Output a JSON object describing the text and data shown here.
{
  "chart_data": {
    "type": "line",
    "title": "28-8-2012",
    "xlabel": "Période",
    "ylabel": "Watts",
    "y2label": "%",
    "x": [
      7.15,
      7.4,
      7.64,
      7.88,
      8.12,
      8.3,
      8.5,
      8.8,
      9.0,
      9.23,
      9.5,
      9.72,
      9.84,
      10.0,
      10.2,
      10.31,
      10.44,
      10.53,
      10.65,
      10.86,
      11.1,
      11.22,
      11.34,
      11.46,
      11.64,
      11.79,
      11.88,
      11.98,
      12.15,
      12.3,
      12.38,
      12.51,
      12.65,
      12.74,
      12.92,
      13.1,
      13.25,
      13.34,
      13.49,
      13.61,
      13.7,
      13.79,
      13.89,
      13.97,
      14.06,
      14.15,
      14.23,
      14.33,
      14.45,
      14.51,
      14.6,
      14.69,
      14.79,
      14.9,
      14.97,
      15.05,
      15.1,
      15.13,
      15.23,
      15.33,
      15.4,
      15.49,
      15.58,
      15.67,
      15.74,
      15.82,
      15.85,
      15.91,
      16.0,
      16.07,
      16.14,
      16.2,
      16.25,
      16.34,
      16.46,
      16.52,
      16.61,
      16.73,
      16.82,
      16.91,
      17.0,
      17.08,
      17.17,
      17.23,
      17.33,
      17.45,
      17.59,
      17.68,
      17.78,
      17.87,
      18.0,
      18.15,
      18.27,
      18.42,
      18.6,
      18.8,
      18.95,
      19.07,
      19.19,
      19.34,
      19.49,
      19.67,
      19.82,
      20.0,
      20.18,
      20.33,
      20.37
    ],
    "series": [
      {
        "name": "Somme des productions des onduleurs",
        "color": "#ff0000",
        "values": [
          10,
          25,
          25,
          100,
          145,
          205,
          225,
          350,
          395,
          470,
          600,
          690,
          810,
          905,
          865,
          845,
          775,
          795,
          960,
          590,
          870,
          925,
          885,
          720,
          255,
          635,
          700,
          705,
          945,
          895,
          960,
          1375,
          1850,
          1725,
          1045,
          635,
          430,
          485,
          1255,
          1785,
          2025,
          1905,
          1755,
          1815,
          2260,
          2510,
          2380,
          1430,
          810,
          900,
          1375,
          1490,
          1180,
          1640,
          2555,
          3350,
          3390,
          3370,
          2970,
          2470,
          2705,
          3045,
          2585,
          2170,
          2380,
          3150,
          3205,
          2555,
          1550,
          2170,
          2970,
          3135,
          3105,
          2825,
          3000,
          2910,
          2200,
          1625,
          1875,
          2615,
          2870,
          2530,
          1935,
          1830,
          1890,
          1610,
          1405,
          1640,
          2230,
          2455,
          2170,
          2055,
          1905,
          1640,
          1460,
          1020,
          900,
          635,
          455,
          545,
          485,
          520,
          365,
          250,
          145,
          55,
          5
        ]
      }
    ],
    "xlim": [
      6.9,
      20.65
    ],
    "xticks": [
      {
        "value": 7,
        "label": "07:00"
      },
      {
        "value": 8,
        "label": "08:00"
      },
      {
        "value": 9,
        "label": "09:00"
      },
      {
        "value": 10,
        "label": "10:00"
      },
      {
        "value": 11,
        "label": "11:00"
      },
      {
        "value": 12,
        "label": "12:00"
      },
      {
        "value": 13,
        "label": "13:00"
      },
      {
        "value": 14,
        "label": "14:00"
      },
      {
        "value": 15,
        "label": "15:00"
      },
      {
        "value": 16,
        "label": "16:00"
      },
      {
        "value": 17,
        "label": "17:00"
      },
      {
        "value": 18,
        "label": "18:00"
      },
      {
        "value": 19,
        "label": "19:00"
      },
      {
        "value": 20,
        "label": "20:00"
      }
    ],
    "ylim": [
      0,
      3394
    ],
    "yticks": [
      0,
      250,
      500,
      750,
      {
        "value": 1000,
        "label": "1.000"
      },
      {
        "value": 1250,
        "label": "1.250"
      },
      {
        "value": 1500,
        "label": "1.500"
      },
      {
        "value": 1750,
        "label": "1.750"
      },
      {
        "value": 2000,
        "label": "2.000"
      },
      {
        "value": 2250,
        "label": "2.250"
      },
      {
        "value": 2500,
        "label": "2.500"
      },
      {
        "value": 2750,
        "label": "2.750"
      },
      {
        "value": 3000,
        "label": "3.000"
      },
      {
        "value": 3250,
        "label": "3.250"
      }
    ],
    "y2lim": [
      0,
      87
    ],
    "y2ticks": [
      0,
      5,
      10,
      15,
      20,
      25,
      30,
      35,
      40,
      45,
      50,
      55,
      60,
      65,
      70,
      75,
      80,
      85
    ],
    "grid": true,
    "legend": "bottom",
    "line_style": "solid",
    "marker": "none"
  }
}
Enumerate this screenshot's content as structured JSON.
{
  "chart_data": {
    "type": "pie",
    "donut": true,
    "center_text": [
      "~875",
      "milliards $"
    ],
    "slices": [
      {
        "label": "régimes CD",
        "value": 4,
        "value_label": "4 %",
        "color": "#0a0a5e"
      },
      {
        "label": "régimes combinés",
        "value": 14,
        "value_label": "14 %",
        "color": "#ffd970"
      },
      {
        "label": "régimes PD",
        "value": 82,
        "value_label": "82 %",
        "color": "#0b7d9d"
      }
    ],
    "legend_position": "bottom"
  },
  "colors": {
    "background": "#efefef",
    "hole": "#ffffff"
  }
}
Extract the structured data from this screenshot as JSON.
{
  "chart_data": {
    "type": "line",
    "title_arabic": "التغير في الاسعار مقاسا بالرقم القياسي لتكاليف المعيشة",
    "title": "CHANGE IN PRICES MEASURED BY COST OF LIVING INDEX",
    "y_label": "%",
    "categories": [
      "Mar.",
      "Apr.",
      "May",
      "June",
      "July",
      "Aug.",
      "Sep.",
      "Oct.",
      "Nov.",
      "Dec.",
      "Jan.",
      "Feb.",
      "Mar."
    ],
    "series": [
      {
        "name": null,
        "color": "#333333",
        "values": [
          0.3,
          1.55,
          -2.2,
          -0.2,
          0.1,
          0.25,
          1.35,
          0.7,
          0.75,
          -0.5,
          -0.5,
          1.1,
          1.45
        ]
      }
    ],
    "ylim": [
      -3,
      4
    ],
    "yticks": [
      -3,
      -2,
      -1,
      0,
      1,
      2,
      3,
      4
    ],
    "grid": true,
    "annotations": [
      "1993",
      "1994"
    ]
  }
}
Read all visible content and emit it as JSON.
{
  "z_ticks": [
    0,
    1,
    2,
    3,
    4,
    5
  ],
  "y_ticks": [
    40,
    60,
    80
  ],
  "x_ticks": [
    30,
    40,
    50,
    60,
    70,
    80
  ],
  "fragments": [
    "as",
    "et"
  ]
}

Short exercise: Looking at the entries above, how many lines contain the word "bottom"? Answer with the number alone.

Reply to the task: 2